===== Dataset content =====

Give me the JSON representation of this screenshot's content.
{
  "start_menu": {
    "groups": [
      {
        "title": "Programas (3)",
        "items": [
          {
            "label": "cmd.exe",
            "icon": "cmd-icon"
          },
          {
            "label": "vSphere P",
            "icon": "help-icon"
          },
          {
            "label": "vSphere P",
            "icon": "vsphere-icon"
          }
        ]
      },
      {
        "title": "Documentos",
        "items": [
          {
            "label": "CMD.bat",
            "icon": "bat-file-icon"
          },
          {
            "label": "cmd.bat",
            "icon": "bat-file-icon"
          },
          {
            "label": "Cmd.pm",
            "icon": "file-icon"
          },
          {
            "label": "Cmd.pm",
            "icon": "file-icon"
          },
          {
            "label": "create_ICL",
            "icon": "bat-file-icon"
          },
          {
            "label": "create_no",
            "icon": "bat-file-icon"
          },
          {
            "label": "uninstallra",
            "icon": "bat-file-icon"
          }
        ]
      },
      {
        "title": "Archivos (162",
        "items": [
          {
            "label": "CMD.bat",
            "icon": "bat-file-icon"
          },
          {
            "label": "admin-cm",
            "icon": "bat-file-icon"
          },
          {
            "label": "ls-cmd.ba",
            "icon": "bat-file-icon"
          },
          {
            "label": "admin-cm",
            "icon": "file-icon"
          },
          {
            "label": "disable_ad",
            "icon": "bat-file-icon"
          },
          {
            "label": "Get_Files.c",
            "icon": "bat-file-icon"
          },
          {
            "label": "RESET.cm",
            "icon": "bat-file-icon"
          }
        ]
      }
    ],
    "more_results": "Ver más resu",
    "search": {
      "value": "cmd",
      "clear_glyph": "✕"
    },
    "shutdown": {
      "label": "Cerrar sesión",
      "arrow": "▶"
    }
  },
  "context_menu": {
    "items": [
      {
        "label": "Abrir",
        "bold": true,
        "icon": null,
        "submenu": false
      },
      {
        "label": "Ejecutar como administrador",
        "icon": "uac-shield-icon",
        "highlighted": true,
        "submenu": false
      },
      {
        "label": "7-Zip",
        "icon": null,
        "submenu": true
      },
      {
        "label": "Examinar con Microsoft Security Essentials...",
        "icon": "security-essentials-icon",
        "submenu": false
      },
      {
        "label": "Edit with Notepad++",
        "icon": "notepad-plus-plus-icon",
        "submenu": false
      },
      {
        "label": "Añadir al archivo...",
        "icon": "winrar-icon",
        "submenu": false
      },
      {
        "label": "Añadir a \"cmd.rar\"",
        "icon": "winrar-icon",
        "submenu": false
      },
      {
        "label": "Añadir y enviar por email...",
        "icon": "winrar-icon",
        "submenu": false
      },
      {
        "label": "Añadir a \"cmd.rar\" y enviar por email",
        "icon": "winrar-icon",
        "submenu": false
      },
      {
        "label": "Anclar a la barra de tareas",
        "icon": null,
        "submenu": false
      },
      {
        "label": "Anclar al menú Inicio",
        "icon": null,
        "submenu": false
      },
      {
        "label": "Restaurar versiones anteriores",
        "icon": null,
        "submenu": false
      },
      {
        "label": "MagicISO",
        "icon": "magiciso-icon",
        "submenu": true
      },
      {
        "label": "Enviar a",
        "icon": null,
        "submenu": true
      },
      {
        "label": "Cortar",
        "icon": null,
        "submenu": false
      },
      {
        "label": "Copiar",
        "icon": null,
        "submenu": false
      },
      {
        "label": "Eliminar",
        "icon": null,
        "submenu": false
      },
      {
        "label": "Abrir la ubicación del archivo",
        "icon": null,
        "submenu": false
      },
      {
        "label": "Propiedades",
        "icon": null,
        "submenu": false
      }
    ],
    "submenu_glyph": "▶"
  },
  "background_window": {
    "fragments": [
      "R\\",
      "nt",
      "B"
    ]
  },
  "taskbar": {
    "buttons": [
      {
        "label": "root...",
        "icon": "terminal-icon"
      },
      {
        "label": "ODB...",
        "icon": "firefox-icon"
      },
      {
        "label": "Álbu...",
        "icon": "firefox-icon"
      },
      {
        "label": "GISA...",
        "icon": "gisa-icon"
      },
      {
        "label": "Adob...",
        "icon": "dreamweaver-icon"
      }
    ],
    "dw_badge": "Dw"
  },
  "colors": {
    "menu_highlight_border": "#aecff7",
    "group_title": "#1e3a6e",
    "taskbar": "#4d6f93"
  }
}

=====

• **What to work on**
Give all the records again. Match them exactly.

• **Completed task**
Give me the JSON representation of this screenshot's content.
{
  "start_menu": {
    "groups": [
      {
        "title": "Programas (3)",
        "items": [
          {
            "label": "cmd.exe",
            "icon": "cmd-icon"
          },
          {
            "label": "vSphere P",
            "icon": "help-icon"
          },
          {
            "label": "vSphere P",
            "icon": "vsphere-icon"
          }
        ]
      },
      {
        "title": "Documentos",
        "items": [
          {
            "label": "CMD.bat",
            "icon": "bat-file-icon"
          },
          {
            "label": "cmd.bat",
            "icon": "bat-file-icon"
          },
          {
            "label": "Cmd.pm",
            "icon": "file-icon"
          },
          {
            "label": "Cmd.pm",
            "icon": "file-icon"
          },
          {
            "label": "create_ICL",
            "icon": "bat-file-icon"
          },
          {
            "label": "create_no",
            "icon": "bat-file-icon"
          },
          {
            "label": "uninstallra",
            "icon": "bat-file-icon"
          }
        ]
      },
      {
        "title": "Archivos (162",
        "items": [
          {
            "label": "CMD.bat",
            "icon": "bat-file-icon"
          },
          {
            "label": "admin-cm",
            "icon": "bat-file-icon"
          },
          {
            "label": "ls-cmd.ba",
            "icon": "bat-file-icon"
          },
          {
            "label": "admin-cm",
            "icon": "file-icon"
          },
          {
            "label": "disable_ad",
            "icon": "bat-file-icon"
          },
          {
            "label": "Get_Files.c",
            "icon": "bat-file-icon"
          },
          {
            "label": "RESET.cm",
            "icon": "bat-file-icon"
          }
        ]
      }
    ],
    "more_results": "Ver más resu",
    "search": {
      "value": "cmd",
      "clear_glyph": "✕"
    },
    "shutdown": {
      "label": "Cerrar sesión",
      "arrow": "▶"
    }
  },
  "context_menu": {
    "items": [
      {
        "label": "Abrir",
        "bold": true,
        "icon": null,
        "submenu": false
      },
      {
        "label": "Ejecutar como administrador",
        "icon": "uac-shield-icon",
        "highlighted": true,
        "submenu": false
      },
      {
        "label": "7-Zip",
        "icon": null,
        "submenu": true
      },
      {
        "label": "Examinar con Microsoft Security Essentials...",
        "icon": "security-essentials-icon",
        "submenu": false
      },
      {
        "label": "Edit with Notepad++",
        "icon": "notepad-plus-plus-icon",
        "submenu": false
      },
      {
        "label": "Añadir al archivo...",
        "icon": "winrar-icon",
        "submenu": false
      },
      {
        "label": "Añadir a \"cmd.rar\"",
        "icon": "winrar-icon",
        "submenu": false
      },
      {
        "label": "Añadir y enviar por email...",
        "icon": "winrar-icon",
        "submenu": false
      },
      {
        "label": "Añadir a \"cmd.rar\" y enviar por email",
        "icon": "winrar-icon",
        "submenu": false
      },
      {
        "label": "Anclar a la barra de tareas",
        "icon": null,
        "submenu": false
      },
      {
        "label": "Anclar al menú Inicio",
        "icon": null,
        "submenu": false
      },
      {
        "label": "Restaurar versiones anteriores",
        "icon": null,
        "submenu": false
      },
      {
        "label": "MagicISO",
        "icon": "magiciso-icon",
        "submenu": true
      },
      {
        "label": "Enviar a",
        "icon": null,
        "submenu": true
      },
      {
        "label": "Cortar",
        "icon": null,
        "submenu": false
      },
      {
        "label": "Copiar",
        "icon": null,
        "submenu": false
      },
      {
        "label": "Eliminar",
        "icon": null,
        "submenu": false
      },
      {
        "label": "Abrir la ubicación del archivo",
        "icon": null,
        "submenu": false
      },
      {
        "label": "Propiedades",
        "icon": null,
        "submenu": false
      }
    ],
    "submenu_glyph": "▶"
  },
  "background_window": {
    "fragments": [
      "R\\",
      "nt",
      "B"
    ]
  },
  "taskbar": {
    "buttons": [
      {
        "label": "root...",
        "icon": "terminal-icon"
      },
      {
        "label": "ODB...",
        "icon": "firefox-icon"
      },
      {
        "label": "Álbu...",
        "icon": "firefox-icon"
      },
      {
        "label": "GISA...",
        "icon": "gisa-icon"
      },
      {
        "label": "Adob...",
        "icon": "dreamweaver-icon"
      }
    ],
    "dw_badge": "Dw"
  },
  "colors": {
    "menu_highlight_border": "#aecff7",
    "group_title": "#1e3a6e",
    "taskbar": "#4d6f93"
  }
}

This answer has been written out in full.